[Extracted data entries]
● ● ● ●
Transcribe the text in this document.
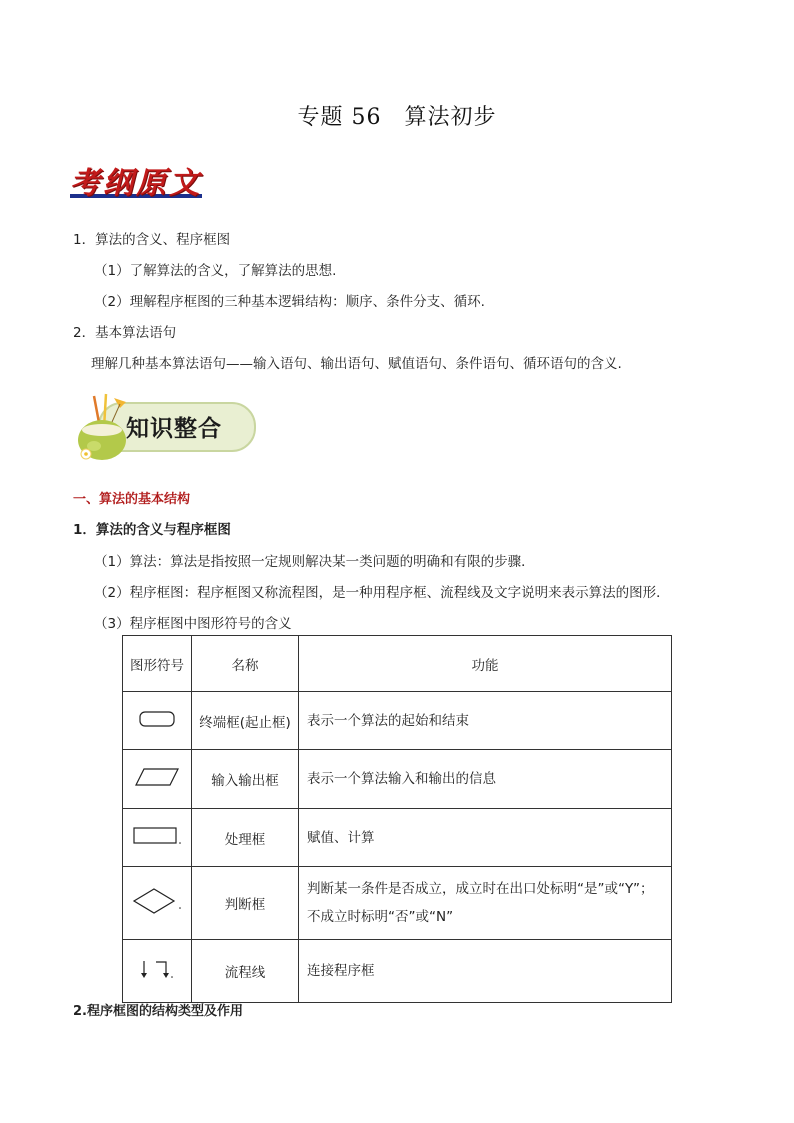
专题 56　算法初步
考纲原文
1．算法的含义、程序框图
（1）了解算法的含义，了解算法的思想.
（2）理解程序框图的三种基本逻辑结构：顺序、条件分支、循环.
2．基本算法语句
理解几种基本算法语句——输入语句、输出语句、赋值语句、条件语句、循环语句的含义.
知识整合
一、算法的基本结构
1．算法的含义与程序框图
（1）算法：算法是指按照一定规则解决某一类问题的明确和有限的步骤．
（2）程序框图：程序框图又称流程图，是一种用程序框、流程线及文字说明来表示算法的图形．
（3）程序框图中图形符号的含义
图形符号	名称	功能
	终端框(起止框)	表示一个算法的起始和结束
	输入输出框	表示一个算法输入和输出的信息
	处理框	赋值、计算
	判断框	判断某一条件是否成立，成立时在出口处标明“是”或“Y”；
不成立时标明“否”或“N”

	流程线	连接程序框
2.程序框图的结构类型及作用
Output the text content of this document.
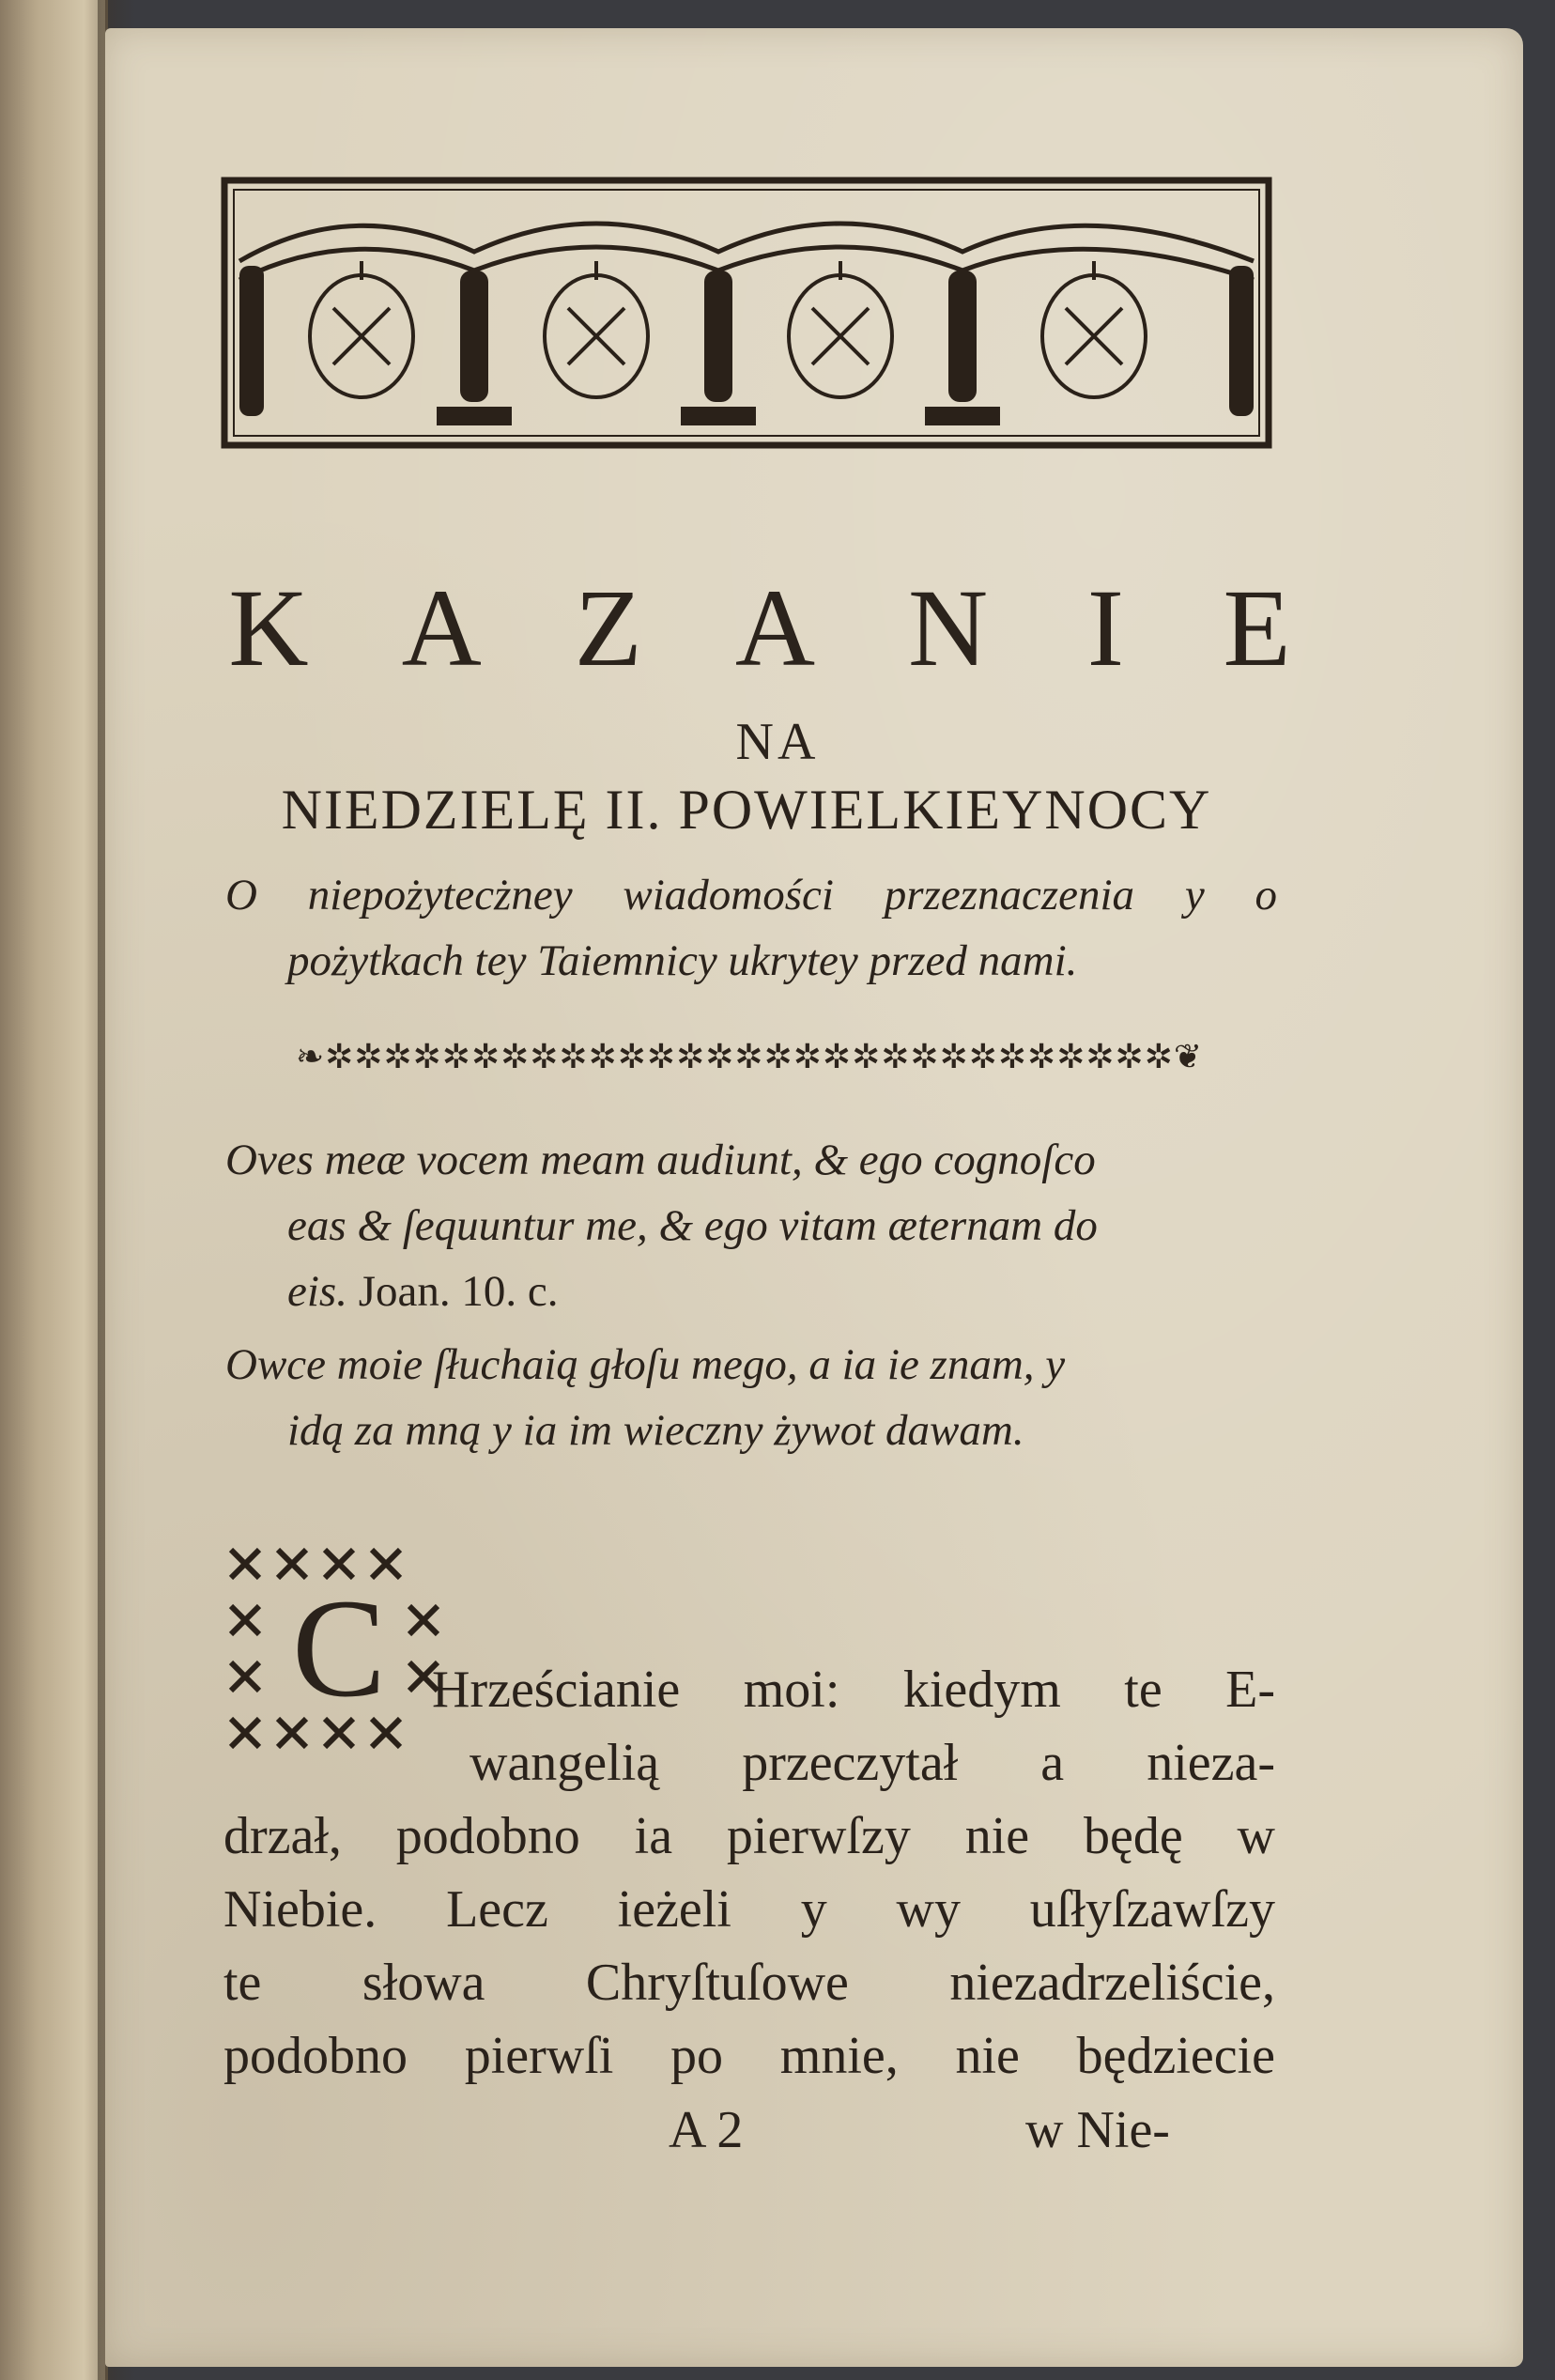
K A Z A N I E
NA
NIEDZIELĘ II. POWIELKIEYNOCY
O niepożytecżney wiadomości przeznaczenia y o
pożytkach tey Taiemnicy ukrytey przed nami.
❧✲✲✲✲✲✲✲✲✲✲✲✲✲✲✲✲✲✲✲✲✲✲✲✲✲✲✲✲✲❦
Oves meæ vocem meam audiunt, & ego cognoſco
eas & ſequuntur me, & ego vitam æternam do
eis. Joan. 10. c.
Owce moie ſłuchaią głoſu mego, a ia ie znam, y
idą za mną y ia im wieczny żywot dawam.
C Hrześcianie moi: kiedym te E-
wangelią przeczytał a nieza-
drzał, podobno ia pierwſzy nie będę w
Niebie. Lecz ieżeli y wy uſłyſzawſzy
te słowa Chryſtuſowe niezadrzeliście,
podobno pierwſi po mnie, nie będziecie
A 2	w Nie-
● ● ● ●
Search the data for the string "podobno" and copy each line where it appears.

drzał, podobno ia pierwſzy nie będę w
podobno pierwſi po mnie, nie będziecie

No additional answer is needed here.